• **SET PROBLEM**
Output each entry below as it stands, leaving out every picture.

• **DATA FOR THE TASK**
--- --- ---

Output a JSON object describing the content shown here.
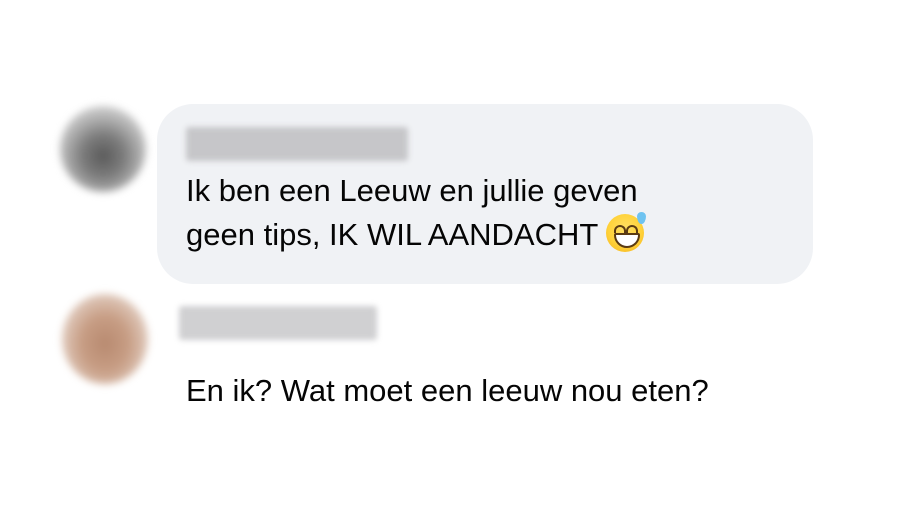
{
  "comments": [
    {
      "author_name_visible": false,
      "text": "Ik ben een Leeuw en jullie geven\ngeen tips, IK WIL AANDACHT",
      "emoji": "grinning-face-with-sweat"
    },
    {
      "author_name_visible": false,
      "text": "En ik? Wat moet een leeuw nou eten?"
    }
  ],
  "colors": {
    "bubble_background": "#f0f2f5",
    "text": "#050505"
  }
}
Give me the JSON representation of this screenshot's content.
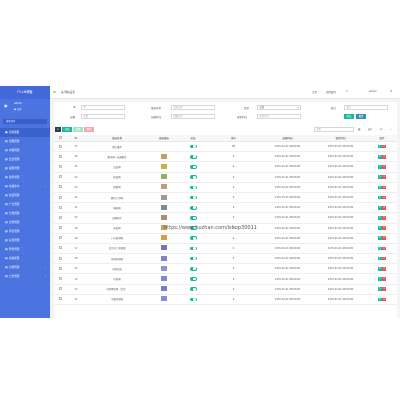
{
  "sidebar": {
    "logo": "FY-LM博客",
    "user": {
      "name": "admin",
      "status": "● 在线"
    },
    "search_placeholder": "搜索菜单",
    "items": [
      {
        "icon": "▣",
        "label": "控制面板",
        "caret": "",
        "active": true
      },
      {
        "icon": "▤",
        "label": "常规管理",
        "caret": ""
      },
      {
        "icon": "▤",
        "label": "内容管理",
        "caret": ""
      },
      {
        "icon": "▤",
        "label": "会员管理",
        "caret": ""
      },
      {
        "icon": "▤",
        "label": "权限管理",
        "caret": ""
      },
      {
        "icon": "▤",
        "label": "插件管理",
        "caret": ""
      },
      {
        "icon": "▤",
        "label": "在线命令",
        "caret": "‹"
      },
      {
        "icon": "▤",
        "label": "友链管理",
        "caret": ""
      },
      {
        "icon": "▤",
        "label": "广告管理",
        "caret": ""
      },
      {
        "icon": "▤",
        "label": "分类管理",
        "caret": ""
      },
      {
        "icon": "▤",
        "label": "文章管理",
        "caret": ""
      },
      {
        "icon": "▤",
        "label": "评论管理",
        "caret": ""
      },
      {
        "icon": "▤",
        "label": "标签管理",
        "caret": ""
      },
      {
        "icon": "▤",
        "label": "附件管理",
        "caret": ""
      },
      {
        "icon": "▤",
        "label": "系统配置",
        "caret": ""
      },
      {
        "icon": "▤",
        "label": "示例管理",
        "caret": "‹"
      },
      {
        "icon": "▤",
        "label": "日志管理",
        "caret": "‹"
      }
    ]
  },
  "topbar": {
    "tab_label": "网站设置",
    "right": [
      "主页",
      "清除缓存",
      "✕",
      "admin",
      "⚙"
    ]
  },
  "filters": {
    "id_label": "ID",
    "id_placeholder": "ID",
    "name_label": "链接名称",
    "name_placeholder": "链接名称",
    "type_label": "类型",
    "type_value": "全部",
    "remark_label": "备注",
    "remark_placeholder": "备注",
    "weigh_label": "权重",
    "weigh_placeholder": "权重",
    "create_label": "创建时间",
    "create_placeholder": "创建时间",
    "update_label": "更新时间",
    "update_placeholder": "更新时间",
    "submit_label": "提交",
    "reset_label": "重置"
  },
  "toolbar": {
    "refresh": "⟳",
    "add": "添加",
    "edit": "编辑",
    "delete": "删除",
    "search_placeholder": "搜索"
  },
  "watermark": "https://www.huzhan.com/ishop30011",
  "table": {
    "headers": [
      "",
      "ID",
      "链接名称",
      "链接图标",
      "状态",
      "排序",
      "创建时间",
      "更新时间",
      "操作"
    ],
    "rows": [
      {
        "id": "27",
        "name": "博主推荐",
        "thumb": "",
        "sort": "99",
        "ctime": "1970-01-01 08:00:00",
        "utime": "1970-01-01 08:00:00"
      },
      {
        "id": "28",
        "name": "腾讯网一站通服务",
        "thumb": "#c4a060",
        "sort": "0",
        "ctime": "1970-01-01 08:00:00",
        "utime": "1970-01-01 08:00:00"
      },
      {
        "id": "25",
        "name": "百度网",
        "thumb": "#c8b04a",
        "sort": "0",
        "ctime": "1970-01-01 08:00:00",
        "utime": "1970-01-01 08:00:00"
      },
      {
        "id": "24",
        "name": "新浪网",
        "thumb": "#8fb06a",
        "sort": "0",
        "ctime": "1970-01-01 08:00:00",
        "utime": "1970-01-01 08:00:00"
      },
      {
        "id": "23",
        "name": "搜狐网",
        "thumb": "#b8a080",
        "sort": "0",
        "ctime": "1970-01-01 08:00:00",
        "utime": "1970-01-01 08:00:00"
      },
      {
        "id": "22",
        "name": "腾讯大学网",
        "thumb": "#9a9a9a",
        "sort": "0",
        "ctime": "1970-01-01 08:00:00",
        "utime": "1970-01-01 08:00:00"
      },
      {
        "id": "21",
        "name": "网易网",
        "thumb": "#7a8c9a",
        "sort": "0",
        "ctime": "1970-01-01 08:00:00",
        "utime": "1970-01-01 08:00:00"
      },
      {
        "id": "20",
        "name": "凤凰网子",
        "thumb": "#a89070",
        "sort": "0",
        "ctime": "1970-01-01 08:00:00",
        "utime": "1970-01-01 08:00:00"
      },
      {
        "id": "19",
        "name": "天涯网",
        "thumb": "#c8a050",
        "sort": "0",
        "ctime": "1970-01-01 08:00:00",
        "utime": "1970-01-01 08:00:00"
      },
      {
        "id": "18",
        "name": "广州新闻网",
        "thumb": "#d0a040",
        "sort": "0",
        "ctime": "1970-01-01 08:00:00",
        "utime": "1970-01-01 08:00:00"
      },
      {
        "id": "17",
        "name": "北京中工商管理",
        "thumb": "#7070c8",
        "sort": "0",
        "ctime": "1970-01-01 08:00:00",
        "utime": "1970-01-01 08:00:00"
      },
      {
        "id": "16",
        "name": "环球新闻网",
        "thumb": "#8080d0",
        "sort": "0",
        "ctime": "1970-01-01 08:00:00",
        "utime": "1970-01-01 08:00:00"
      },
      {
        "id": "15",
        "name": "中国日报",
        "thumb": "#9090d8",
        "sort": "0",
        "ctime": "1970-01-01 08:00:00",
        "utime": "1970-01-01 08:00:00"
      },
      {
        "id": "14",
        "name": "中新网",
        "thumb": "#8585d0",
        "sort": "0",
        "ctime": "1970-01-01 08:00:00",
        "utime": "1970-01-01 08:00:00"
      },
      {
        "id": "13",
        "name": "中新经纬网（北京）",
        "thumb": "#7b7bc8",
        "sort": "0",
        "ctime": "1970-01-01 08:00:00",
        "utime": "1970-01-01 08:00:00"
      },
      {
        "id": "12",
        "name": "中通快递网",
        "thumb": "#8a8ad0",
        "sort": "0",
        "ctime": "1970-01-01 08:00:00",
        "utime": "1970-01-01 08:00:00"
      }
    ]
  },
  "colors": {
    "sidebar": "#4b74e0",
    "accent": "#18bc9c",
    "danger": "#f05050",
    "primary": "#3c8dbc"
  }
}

--- --- ---

• **SOLUTION**
Output a JSON object describing the content shown here.
{
  "comments": [
    {
      "author_name_visible": false,
      "text": "Ik ben een Leeuw en jullie geven\ngeen tips, IK WIL AANDACHT",
      "emoji": "grinning-face-with-sweat"
    },
    {
      "author_name_visible": false,
      "text": "En ik? Wat moet een leeuw nou eten?"
    }
  ],
  "colors": {
    "bubble_background": "#f0f2f5",
    "text": "#050505"
  }
}
Give me the JSON representation of this screenshot's content.
{
  "sidebar": {
    "logo": "FY-LM博客",
    "user": {
      "name": "admin",
      "status": "● 在线"
    },
    "search_placeholder": "搜索菜单",
    "items": [
      {
        "icon": "▣",
        "label": "控制面板",
        "caret": "",
        "active": true
      },
      {
        "icon": "▤",
        "label": "常规管理",
        "caret": ""
      },
      {
        "icon": "▤",
        "label": "内容管理",
        "caret": ""
      },
      {
        "icon": "▤",
        "label": "会员管理",
        "caret": ""
      },
      {
        "icon": "▤",
        "label": "权限管理",
        "caret": ""
      },
      {
        "icon": "▤",
        "label": "插件管理",
        "caret": ""
      },
      {
        "icon": "▤",
        "label": "在线命令",
        "caret": "‹"
      },
      {
        "icon": "▤",
        "label": "友链管理",
        "caret": ""
      },
      {
        "icon": "▤",
        "label": "广告管理",
        "caret": ""
      },
      {
        "icon": "▤",
        "label": "分类管理",
        "caret": ""
      },
      {
        "icon": "▤",
        "label": "文章管理",
        "caret": ""
      },
      {
        "icon": "▤",
        "label": "评论管理",
        "caret": ""
      },
      {
        "icon": "▤",
        "label": "标签管理",
        "caret": ""
      },
      {
        "icon": "▤",
        "label": "附件管理",
        "caret": ""
      },
      {
        "icon": "▤",
        "label": "系统配置",
        "caret": ""
      },
      {
        "icon": "▤",
        "label": "示例管理",
        "caret": "‹"
      },
      {
        "icon": "▤",
        "label": "日志管理",
        "caret": "‹"
      }
    ]
  },
  "topbar": {
    "tab_label": "网站设置",
    "right": [
      "主页",
      "清除缓存",
      "✕",
      "admin",
      "⚙"
    ]
  },
  "filters": {
    "id_label": "ID",
    "id_placeholder": "ID",
    "name_label": "链接名称",
    "name_placeholder": "链接名称",
    "type_label": "类型",
    "type_value": "全部",
    "remark_label": "备注",
    "remark_placeholder": "备注",
    "weigh_label": "权重",
    "weigh_placeholder": "权重",
    "create_label": "创建时间",
    "create_placeholder": "创建时间",
    "update_label": "更新时间",
    "update_placeholder": "更新时间",
    "submit_label": "提交",
    "reset_label": "重置"
  },
  "toolbar": {
    "refresh": "⟳",
    "add": "添加",
    "edit": "编辑",
    "delete": "删除",
    "search_placeholder": "搜索"
  },
  "watermark": "https://www.huzhan.com/ishop30011",
  "table": {
    "headers": [
      "",
      "ID",
      "链接名称",
      "链接图标",
      "状态",
      "排序",
      "创建时间",
      "更新时间",
      "操作"
    ],
    "rows": [
      {
        "id": "27",
        "name": "博主推荐",
        "thumb": "",
        "sort": "99",
        "ctime": "1970-01-01 08:00:00",
        "utime": "1970-01-01 08:00:00"
      },
      {
        "id": "28",
        "name": "腾讯网一站通服务",
        "thumb": "#c4a060",
        "sort": "0",
        "ctime": "1970-01-01 08:00:00",
        "utime": "1970-01-01 08:00:00"
      },
      {
        "id": "25",
        "name": "百度网",
        "thumb": "#c8b04a",
        "sort": "0",
        "ctime": "1970-01-01 08:00:00",
        "utime": "1970-01-01 08:00:00"
      },
      {
        "id": "24",
        "name": "新浪网",
        "thumb": "#8fb06a",
        "sort": "0",
        "ctime": "1970-01-01 08:00:00",
        "utime": "1970-01-01 08:00:00"
      },
      {
        "id": "23",
        "name": "搜狐网",
        "thumb": "#b8a080",
        "sort": "0",
        "ctime": "1970-01-01 08:00:00",
        "utime": "1970-01-01 08:00:00"
      },
      {
        "id": "22",
        "name": "腾讯大学网",
        "thumb": "#9a9a9a",
        "sort": "0",
        "ctime": "1970-01-01 08:00:00",
        "utime": "1970-01-01 08:00:00"
      },
      {
        "id": "21",
        "name": "网易网",
        "thumb": "#7a8c9a",
        "sort": "0",
        "ctime": "1970-01-01 08:00:00",
        "utime": "1970-01-01 08:00:00"
      },
      {
        "id": "20",
        "name": "凤凰网子",
        "thumb": "#a89070",
        "sort": "0",
        "ctime": "1970-01-01 08:00:00",
        "utime": "1970-01-01 08:00:00"
      },
      {
        "id": "19",
        "name": "天涯网",
        "thumb": "#c8a050",
        "sort": "0",
        "ctime": "1970-01-01 08:00:00",
        "utime": "1970-01-01 08:00:00"
      },
      {
        "id": "18",
        "name": "广州新闻网",
        "thumb": "#d0a040",
        "sort": "0",
        "ctime": "1970-01-01 08:00:00",
        "utime": "1970-01-01 08:00:00"
      },
      {
        "id": "17",
        "name": "北京中工商管理",
        "thumb": "#7070c8",
        "sort": "0",
        "ctime": "1970-01-01 08:00:00",
        "utime": "1970-01-01 08:00:00"
      },
      {
        "id": "16",
        "name": "环球新闻网",
        "thumb": "#8080d0",
        "sort": "0",
        "ctime": "1970-01-01 08:00:00",
        "utime": "1970-01-01 08:00:00"
      },
      {
        "id": "15",
        "name": "中国日报",
        "thumb": "#9090d8",
        "sort": "0",
        "ctime": "1970-01-01 08:00:00",
        "utime": "1970-01-01 08:00:00"
      },
      {
        "id": "14",
        "name": "中新网",
        "thumb": "#8585d0",
        "sort": "0",
        "ctime": "1970-01-01 08:00:00",
        "utime": "1970-01-01 08:00:00"
      },
      {
        "id": "13",
        "name": "中新经纬网（北京）",
        "thumb": "#7b7bc8",
        "sort": "0",
        "ctime": "1970-01-01 08:00:00",
        "utime": "1970-01-01 08:00:00"
      },
      {
        "id": "12",
        "name": "中通快递网",
        "thumb": "#8a8ad0",
        "sort": "0",
        "ctime": "1970-01-01 08:00:00",
        "utime": "1970-01-01 08:00:00"
      }
    ]
  },
  "colors": {
    "sidebar": "#4b74e0",
    "accent": "#18bc9c",
    "danger": "#f05050",
    "primary": "#3c8dbc"
  }
}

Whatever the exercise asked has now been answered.